Filter the entries, keeping every line with the word "Center".

[Figure content listings]

----------------------------------------

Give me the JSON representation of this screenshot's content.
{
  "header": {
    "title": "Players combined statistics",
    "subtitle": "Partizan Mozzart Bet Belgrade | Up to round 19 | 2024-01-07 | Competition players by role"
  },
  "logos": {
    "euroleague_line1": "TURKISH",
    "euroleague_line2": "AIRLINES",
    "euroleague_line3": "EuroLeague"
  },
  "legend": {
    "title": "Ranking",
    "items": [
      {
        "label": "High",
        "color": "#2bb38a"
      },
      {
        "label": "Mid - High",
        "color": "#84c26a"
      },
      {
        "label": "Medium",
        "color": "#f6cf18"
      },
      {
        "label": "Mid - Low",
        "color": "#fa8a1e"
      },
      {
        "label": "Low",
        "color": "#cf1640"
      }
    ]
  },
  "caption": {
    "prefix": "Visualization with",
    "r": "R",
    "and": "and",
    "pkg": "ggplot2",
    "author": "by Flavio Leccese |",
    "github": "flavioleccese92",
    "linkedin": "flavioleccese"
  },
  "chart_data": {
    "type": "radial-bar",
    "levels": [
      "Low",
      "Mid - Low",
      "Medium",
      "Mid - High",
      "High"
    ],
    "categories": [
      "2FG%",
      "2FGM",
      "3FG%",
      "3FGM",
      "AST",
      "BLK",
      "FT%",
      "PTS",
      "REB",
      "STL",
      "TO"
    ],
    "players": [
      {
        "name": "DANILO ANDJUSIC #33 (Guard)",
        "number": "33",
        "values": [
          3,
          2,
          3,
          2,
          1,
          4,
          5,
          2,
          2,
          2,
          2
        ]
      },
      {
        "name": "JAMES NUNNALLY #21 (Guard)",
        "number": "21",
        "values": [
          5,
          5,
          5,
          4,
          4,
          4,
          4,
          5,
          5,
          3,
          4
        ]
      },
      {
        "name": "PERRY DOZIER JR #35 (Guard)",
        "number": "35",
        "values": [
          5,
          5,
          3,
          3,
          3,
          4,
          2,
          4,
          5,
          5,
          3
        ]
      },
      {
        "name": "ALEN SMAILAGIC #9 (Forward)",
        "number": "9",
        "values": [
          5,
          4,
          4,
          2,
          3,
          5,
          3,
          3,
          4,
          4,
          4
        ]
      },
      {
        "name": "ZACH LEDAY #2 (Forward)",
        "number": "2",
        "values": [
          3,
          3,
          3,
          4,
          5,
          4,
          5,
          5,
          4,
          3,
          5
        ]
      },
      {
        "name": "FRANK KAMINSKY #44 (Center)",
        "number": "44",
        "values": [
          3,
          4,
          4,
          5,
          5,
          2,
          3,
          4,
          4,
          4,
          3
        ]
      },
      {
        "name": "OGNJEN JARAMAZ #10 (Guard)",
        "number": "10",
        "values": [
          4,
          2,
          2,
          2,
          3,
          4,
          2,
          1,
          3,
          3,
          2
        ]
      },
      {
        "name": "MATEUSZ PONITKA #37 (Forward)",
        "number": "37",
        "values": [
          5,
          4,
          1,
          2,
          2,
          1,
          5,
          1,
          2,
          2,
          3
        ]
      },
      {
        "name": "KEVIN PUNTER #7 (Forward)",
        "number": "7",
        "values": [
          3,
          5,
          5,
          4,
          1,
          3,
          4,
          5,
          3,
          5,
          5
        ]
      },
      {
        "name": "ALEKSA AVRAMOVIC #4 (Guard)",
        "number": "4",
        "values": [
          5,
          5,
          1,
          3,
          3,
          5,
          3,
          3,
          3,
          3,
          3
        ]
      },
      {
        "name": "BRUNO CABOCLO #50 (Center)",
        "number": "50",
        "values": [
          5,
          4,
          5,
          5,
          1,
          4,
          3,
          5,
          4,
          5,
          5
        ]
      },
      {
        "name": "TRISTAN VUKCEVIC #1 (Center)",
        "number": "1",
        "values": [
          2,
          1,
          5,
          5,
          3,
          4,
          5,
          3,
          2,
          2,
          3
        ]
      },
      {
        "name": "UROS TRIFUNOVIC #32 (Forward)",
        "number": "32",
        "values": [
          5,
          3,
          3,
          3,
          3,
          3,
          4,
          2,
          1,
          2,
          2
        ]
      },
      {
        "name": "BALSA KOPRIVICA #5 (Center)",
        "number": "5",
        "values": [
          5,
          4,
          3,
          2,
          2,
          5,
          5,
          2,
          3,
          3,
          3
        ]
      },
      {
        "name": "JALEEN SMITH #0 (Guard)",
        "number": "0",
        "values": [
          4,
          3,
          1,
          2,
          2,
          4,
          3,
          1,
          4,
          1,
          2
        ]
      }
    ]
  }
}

----------------------------------------

Answer below
        "name": "FRANK KAMINSKY #44 (Center)",
        "name": "BRUNO CABOCLO #50 (Center)",
        "name": "TRISTAN VUKCEVIC #1 (Center)",
        "name": "BALSA KOPRIVICA #5 (Center)",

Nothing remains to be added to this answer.